▸ INFORMATION SUPPLIED
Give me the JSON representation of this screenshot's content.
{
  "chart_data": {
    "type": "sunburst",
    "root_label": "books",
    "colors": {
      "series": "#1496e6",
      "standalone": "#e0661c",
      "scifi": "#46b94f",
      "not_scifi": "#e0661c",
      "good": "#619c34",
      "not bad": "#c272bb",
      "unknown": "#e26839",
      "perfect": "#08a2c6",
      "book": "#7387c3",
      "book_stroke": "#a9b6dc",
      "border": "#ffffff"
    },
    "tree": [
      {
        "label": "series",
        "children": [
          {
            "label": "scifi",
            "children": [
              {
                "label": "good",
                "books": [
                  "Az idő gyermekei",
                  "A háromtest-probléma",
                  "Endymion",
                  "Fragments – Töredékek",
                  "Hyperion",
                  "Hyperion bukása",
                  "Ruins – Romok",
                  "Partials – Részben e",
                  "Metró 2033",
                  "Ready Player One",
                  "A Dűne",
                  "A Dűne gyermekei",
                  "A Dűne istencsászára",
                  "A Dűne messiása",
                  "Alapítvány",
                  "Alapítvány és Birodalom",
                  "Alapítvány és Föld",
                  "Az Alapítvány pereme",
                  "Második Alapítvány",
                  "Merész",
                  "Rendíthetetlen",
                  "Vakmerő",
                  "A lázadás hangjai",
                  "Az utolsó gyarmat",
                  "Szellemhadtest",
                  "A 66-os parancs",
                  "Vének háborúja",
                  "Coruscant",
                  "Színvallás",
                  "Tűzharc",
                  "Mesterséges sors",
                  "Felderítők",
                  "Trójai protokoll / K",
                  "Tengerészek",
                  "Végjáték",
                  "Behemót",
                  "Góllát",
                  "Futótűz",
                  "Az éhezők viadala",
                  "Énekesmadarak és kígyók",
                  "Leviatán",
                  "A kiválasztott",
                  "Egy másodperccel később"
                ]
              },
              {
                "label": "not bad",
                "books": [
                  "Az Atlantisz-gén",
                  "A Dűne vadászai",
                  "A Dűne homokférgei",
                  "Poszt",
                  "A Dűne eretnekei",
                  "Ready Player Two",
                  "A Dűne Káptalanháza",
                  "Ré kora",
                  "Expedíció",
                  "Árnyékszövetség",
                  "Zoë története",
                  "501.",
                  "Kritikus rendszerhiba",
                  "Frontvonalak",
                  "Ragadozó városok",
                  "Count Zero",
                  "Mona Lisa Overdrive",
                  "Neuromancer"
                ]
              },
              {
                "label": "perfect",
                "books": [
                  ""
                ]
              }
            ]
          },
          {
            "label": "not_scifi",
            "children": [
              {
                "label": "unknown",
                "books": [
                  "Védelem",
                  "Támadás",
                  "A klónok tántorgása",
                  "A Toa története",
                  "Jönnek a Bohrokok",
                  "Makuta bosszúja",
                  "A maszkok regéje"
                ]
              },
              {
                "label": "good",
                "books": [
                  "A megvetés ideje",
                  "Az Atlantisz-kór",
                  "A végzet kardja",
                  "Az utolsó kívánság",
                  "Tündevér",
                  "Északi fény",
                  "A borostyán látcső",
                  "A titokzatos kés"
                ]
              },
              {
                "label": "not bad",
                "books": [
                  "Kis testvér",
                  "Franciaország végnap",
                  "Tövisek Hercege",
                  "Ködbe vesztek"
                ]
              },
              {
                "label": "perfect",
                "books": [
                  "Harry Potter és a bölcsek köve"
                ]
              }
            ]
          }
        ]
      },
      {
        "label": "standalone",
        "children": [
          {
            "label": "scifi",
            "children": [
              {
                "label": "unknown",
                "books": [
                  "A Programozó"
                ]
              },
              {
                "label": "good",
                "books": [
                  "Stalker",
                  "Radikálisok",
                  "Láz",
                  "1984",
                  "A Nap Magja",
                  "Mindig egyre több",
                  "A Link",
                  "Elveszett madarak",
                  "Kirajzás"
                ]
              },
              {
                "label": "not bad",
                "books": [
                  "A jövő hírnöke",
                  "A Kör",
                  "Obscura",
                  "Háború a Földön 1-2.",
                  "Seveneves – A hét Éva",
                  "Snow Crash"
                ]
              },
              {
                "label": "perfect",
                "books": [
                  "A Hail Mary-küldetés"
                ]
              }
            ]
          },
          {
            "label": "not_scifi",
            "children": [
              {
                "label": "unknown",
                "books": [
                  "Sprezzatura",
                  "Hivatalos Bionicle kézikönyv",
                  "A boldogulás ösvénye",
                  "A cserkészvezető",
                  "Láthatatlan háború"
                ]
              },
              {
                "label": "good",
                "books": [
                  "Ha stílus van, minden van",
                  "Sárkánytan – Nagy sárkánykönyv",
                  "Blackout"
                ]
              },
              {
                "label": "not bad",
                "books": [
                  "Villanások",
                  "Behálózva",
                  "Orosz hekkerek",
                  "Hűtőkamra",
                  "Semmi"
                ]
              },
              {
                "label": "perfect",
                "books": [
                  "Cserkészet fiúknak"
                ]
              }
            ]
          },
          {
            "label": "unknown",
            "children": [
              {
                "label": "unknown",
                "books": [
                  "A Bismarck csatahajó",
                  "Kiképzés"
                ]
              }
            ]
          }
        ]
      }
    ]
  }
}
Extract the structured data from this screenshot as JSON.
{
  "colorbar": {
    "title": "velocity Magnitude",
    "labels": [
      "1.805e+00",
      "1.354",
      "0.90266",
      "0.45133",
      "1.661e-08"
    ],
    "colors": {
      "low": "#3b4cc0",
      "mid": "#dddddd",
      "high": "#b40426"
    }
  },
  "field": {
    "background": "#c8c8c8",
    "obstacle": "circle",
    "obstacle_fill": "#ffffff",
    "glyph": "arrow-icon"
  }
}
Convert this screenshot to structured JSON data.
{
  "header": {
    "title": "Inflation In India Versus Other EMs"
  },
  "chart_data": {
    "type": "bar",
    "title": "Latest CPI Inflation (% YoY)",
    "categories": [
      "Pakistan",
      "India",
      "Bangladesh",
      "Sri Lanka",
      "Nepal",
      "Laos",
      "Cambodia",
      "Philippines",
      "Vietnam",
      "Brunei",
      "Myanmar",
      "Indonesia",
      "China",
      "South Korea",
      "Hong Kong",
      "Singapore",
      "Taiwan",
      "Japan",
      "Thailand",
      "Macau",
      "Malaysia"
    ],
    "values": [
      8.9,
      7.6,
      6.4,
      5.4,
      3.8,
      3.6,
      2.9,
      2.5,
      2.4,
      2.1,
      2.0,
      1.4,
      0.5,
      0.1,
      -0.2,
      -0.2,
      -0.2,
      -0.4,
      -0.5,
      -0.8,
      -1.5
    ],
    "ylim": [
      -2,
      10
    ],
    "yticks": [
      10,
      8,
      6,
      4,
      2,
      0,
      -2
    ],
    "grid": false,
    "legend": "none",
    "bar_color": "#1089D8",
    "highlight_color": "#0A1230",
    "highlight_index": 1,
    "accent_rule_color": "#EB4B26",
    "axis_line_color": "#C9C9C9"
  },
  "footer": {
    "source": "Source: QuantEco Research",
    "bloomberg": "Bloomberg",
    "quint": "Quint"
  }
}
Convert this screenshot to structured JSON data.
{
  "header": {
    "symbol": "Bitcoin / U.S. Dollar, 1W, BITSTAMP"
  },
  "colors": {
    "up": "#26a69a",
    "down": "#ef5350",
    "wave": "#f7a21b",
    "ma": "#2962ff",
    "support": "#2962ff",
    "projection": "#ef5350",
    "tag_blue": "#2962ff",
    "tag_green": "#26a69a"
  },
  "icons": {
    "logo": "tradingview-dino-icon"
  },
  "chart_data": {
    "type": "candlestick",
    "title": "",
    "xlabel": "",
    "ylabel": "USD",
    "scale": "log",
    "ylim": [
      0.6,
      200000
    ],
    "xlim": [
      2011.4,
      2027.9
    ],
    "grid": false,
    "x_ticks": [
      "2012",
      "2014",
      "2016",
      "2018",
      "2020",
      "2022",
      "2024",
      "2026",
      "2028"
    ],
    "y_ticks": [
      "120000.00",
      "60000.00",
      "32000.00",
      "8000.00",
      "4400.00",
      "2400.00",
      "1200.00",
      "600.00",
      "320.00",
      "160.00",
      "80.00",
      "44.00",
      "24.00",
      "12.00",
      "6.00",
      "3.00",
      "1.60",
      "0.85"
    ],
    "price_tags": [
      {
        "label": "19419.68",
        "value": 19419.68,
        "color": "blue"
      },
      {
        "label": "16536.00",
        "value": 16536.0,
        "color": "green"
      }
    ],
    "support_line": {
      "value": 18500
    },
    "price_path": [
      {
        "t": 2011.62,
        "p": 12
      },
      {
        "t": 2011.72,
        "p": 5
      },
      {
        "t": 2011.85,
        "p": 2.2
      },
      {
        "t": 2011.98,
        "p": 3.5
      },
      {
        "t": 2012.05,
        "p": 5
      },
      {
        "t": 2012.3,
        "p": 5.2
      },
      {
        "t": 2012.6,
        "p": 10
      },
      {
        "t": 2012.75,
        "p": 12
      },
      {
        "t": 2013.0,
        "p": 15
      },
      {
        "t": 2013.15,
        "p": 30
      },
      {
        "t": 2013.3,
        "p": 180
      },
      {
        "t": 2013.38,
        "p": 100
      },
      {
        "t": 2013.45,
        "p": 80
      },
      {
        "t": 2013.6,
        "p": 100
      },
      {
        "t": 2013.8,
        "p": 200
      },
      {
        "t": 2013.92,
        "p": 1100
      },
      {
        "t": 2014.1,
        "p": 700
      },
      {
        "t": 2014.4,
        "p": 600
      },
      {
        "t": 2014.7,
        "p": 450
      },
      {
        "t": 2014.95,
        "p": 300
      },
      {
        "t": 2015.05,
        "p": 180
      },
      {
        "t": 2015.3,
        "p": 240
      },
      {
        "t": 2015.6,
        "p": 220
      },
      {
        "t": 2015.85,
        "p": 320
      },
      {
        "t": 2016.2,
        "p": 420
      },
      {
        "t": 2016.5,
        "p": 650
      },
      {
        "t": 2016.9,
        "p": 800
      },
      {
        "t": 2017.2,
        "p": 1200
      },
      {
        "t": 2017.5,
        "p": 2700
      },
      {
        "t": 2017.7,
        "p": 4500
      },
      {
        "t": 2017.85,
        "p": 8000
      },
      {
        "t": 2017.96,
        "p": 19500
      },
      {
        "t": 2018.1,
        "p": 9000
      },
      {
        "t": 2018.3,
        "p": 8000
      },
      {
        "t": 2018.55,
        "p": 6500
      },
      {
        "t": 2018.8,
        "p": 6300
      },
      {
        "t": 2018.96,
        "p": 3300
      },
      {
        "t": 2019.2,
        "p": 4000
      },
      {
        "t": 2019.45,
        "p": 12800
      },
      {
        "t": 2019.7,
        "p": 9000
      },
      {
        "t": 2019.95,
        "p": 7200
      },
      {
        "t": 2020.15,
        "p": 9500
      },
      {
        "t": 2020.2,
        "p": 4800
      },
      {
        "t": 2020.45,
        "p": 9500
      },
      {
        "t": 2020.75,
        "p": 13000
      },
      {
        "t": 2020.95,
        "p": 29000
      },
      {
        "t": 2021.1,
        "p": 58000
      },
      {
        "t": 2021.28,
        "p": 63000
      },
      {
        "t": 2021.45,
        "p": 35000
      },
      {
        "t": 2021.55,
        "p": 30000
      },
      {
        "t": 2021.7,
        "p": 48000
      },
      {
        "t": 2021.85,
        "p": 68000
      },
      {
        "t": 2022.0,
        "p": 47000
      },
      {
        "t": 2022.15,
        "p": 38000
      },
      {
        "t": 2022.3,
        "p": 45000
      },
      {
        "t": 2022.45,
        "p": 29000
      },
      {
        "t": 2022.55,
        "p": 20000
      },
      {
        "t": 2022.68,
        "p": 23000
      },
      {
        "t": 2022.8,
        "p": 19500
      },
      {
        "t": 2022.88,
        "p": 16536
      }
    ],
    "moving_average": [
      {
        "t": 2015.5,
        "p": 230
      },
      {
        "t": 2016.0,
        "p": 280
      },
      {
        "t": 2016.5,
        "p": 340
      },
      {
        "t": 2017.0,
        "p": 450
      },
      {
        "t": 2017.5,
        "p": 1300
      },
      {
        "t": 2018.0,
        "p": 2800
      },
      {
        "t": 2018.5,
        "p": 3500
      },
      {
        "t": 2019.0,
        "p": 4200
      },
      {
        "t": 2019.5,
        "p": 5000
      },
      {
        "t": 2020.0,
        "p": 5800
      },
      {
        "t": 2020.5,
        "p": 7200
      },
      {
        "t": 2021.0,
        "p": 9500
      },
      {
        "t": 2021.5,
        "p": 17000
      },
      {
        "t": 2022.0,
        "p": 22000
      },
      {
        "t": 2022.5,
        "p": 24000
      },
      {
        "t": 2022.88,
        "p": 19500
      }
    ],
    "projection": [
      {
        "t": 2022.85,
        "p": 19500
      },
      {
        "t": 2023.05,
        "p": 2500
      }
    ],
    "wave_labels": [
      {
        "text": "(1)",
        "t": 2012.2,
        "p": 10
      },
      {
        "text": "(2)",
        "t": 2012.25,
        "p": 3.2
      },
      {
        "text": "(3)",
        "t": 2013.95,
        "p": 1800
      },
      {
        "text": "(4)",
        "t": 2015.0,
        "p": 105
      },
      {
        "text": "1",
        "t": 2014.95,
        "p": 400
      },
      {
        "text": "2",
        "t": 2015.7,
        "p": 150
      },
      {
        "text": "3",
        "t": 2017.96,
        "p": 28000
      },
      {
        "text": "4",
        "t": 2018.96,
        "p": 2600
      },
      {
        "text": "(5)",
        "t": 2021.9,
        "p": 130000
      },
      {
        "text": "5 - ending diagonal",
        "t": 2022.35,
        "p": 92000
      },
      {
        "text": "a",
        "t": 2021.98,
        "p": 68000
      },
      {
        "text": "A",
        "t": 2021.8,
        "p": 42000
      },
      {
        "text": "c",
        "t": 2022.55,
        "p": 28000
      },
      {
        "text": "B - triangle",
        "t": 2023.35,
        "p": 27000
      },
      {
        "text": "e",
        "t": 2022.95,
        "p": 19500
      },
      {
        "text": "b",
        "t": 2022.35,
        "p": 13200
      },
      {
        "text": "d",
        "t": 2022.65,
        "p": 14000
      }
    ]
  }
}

▸ JOB
Select, from the listing, all lines that include the word "this".

▸ ANSWER TO THE TASK
Give me the JSON representation of this screenshot's content.
Extract the structured data from this screenshot as JSON.
Convert this screenshot to structured JSON data.
Convert this screenshot to structured JSON data.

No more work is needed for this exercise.